(Items from a dataset)
....

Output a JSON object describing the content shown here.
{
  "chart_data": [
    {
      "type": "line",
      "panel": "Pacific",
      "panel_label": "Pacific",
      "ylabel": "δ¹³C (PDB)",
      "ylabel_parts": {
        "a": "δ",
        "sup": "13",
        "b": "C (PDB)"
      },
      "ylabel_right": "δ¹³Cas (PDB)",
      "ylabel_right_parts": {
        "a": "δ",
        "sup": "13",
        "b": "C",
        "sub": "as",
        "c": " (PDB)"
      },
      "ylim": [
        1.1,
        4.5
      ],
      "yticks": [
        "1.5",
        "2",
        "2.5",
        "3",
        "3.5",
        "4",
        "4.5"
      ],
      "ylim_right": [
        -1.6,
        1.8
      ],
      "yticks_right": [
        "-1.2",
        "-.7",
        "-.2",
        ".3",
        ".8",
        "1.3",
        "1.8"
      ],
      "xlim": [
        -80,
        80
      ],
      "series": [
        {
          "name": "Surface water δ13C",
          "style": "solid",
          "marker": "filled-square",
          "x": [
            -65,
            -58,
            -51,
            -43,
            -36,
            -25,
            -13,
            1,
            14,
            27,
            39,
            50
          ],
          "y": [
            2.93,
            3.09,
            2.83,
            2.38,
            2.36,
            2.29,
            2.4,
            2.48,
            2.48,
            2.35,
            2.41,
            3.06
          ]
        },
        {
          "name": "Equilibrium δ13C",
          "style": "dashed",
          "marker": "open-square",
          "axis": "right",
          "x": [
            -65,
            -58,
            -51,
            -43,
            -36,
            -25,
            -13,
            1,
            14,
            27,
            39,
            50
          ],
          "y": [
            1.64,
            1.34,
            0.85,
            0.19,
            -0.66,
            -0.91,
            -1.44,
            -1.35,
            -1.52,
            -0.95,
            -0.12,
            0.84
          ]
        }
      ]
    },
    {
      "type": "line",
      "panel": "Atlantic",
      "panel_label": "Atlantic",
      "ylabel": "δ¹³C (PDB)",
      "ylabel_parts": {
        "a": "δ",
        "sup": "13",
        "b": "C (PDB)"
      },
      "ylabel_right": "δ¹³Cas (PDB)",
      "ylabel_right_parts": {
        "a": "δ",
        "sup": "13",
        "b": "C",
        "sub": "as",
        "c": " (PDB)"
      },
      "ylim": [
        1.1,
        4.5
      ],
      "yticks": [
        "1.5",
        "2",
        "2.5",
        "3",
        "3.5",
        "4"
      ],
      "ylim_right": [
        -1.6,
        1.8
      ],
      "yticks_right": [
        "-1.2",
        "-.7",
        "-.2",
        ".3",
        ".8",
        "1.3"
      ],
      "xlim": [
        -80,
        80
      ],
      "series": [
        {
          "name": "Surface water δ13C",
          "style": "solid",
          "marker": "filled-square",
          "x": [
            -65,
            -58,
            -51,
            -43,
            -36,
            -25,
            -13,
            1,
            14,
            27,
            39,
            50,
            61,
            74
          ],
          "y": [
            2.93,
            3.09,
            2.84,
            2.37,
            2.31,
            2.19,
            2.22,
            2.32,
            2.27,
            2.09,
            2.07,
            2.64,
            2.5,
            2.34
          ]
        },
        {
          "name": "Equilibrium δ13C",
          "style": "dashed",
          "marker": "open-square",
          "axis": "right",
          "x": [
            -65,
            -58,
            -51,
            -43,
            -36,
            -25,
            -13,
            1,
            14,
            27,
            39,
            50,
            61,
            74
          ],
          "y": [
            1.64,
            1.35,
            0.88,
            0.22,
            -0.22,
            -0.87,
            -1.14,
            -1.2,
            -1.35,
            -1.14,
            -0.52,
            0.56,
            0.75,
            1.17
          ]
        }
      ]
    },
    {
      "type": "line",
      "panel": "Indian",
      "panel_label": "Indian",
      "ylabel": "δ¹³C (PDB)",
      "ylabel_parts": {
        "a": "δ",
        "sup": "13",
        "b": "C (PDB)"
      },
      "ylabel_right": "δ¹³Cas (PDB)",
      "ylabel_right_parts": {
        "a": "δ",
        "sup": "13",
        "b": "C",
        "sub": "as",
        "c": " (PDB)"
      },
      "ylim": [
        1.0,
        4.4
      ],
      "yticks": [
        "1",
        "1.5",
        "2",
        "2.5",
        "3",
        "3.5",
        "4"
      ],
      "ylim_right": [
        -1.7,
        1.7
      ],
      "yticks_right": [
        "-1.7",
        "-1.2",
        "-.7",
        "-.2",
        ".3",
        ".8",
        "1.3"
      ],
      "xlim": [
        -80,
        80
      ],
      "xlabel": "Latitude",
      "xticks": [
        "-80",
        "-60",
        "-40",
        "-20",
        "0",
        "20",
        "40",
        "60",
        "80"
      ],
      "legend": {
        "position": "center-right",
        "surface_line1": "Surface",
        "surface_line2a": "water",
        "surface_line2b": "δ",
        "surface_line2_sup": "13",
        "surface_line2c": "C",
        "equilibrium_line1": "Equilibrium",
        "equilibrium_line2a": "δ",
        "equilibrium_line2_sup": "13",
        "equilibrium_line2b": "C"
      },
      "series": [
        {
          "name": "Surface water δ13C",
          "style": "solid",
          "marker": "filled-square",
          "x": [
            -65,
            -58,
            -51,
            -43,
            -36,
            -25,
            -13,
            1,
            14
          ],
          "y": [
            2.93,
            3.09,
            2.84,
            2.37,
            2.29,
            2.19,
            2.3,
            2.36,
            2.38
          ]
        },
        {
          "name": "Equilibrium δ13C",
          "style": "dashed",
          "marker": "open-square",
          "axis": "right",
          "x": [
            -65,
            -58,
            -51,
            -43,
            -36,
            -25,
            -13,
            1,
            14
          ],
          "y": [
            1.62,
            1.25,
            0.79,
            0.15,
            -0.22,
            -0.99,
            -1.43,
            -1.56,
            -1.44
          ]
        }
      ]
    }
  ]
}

....

» **Task to complete**
Above are some records; extract every one of them exactly.

» **Exercise solution**
Output a JSON object describing the content shown here.
{
  "chart_data": [
    {
      "type": "line",
      "panel": "Pacific",
      "panel_label": "Pacific",
      "ylabel": "δ¹³C (PDB)",
      "ylabel_parts": {
        "a": "δ",
        "sup": "13",
        "b": "C (PDB)"
      },
      "ylabel_right": "δ¹³Cas (PDB)",
      "ylabel_right_parts": {
        "a": "δ",
        "sup": "13",
        "b": "C",
        "sub": "as",
        "c": " (PDB)"
      },
      "ylim": [
        1.1,
        4.5
      ],
      "yticks": [
        "1.5",
        "2",
        "2.5",
        "3",
        "3.5",
        "4",
        "4.5"
      ],
      "ylim_right": [
        -1.6,
        1.8
      ],
      "yticks_right": [
        "-1.2",
        "-.7",
        "-.2",
        ".3",
        ".8",
        "1.3",
        "1.8"
      ],
      "xlim": [
        -80,
        80
      ],
      "series": [
        {
          "name": "Surface water δ13C",
          "style": "solid",
          "marker": "filled-square",
          "x": [
            -65,
            -58,
            -51,
            -43,
            -36,
            -25,
            -13,
            1,
            14,
            27,
            39,
            50
          ],
          "y": [
            2.93,
            3.09,
            2.83,
            2.38,
            2.36,
            2.29,
            2.4,
            2.48,
            2.48,
            2.35,
            2.41,
            3.06
          ]
        },
        {
          "name": "Equilibrium δ13C",
          "style": "dashed",
          "marker": "open-square",
          "axis": "right",
          "x": [
            -65,
            -58,
            -51,
            -43,
            -36,
            -25,
            -13,
            1,
            14,
            27,
            39,
            50
          ],
          "y": [
            1.64,
            1.34,
            0.85,
            0.19,
            -0.66,
            -0.91,
            -1.44,
            -1.35,
            -1.52,
            -0.95,
            -0.12,
            0.84
          ]
        }
      ]
    },
    {
      "type": "line",
      "panel": "Atlantic",
      "panel_label": "Atlantic",
      "ylabel": "δ¹³C (PDB)",
      "ylabel_parts": {
        "a": "δ",
        "sup": "13",
        "b": "C (PDB)"
      },
      "ylabel_right": "δ¹³Cas (PDB)",
      "ylabel_right_parts": {
        "a": "δ",
        "sup": "13",
        "b": "C",
        "sub": "as",
        "c": " (PDB)"
      },
      "ylim": [
        1.1,
        4.5
      ],
      "yticks": [
        "1.5",
        "2",
        "2.5",
        "3",
        "3.5",
        "4"
      ],
      "ylim_right": [
        -1.6,
        1.8
      ],
      "yticks_right": [
        "-1.2",
        "-.7",
        "-.2",
        ".3",
        ".8",
        "1.3"
      ],
      "xlim": [
        -80,
        80
      ],
      "series": [
        {
          "name": "Surface water δ13C",
          "style": "solid",
          "marker": "filled-square",
          "x": [
            -65,
            -58,
            -51,
            -43,
            -36,
            -25,
            -13,
            1,
            14,
            27,
            39,
            50,
            61,
            74
          ],
          "y": [
            2.93,
            3.09,
            2.84,
            2.37,
            2.31,
            2.19,
            2.22,
            2.32,
            2.27,
            2.09,
            2.07,
            2.64,
            2.5,
            2.34
          ]
        },
        {
          "name": "Equilibrium δ13C",
          "style": "dashed",
          "marker": "open-square",
          "axis": "right",
          "x": [
            -65,
            -58,
            -51,
            -43,
            -36,
            -25,
            -13,
            1,
            14,
            27,
            39,
            50,
            61,
            74
          ],
          "y": [
            1.64,
            1.35,
            0.88,
            0.22,
            -0.22,
            -0.87,
            -1.14,
            -1.2,
            -1.35,
            -1.14,
            -0.52,
            0.56,
            0.75,
            1.17
          ]
        }
      ]
    },
    {
      "type": "line",
      "panel": "Indian",
      "panel_label": "Indian",
      "ylabel": "δ¹³C (PDB)",
      "ylabel_parts": {
        "a": "δ",
        "sup": "13",
        "b": "C (PDB)"
      },
      "ylabel_right": "δ¹³Cas (PDB)",
      "ylabel_right_parts": {
        "a": "δ",
        "sup": "13",
        "b": "C",
        "sub": "as",
        "c": " (PDB)"
      },
      "ylim": [
        1.0,
        4.4
      ],
      "yticks": [
        "1",
        "1.5",
        "2",
        "2.5",
        "3",
        "3.5",
        "4"
      ],
      "ylim_right": [
        -1.7,
        1.7
      ],
      "yticks_right": [
        "-1.7",
        "-1.2",
        "-.7",
        "-.2",
        ".3",
        ".8",
        "1.3"
      ],
      "xlim": [
        -80,
        80
      ],
      "xlabel": "Latitude",
      "xticks": [
        "-80",
        "-60",
        "-40",
        "-20",
        "0",
        "20",
        "40",
        "60",
        "80"
      ],
      "legend": {
        "position": "center-right",
        "surface_line1": "Surface",
        "surface_line2a": "water",
        "surface_line2b": "δ",
        "surface_line2_sup": "13",
        "surface_line2c": "C",
        "equilibrium_line1": "Equilibrium",
        "equilibrium_line2a": "δ",
        "equilibrium_line2_sup": "13",
        "equilibrium_line2b": "C"
      },
      "series": [
        {
          "name": "Surface water δ13C",
          "style": "solid",
          "marker": "filled-square",
          "x": [
            -65,
            -58,
            -51,
            -43,
            -36,
            -25,
            -13,
            1,
            14
          ],
          "y": [
            2.93,
            3.09,
            2.84,
            2.37,
            2.29,
            2.19,
            2.3,
            2.36,
            2.38
          ]
        },
        {
          "name": "Equilibrium δ13C",
          "style": "dashed",
          "marker": "open-square",
          "axis": "right",
          "x": [
            -65,
            -58,
            -51,
            -43,
            -36,
            -25,
            -13,
            1,
            14
          ],
          "y": [
            1.62,
            1.25,
            0.79,
            0.15,
            -0.22,
            -0.99,
            -1.43,
            -1.56,
            -1.44
          ]
        }
      ]
    }
  ]
}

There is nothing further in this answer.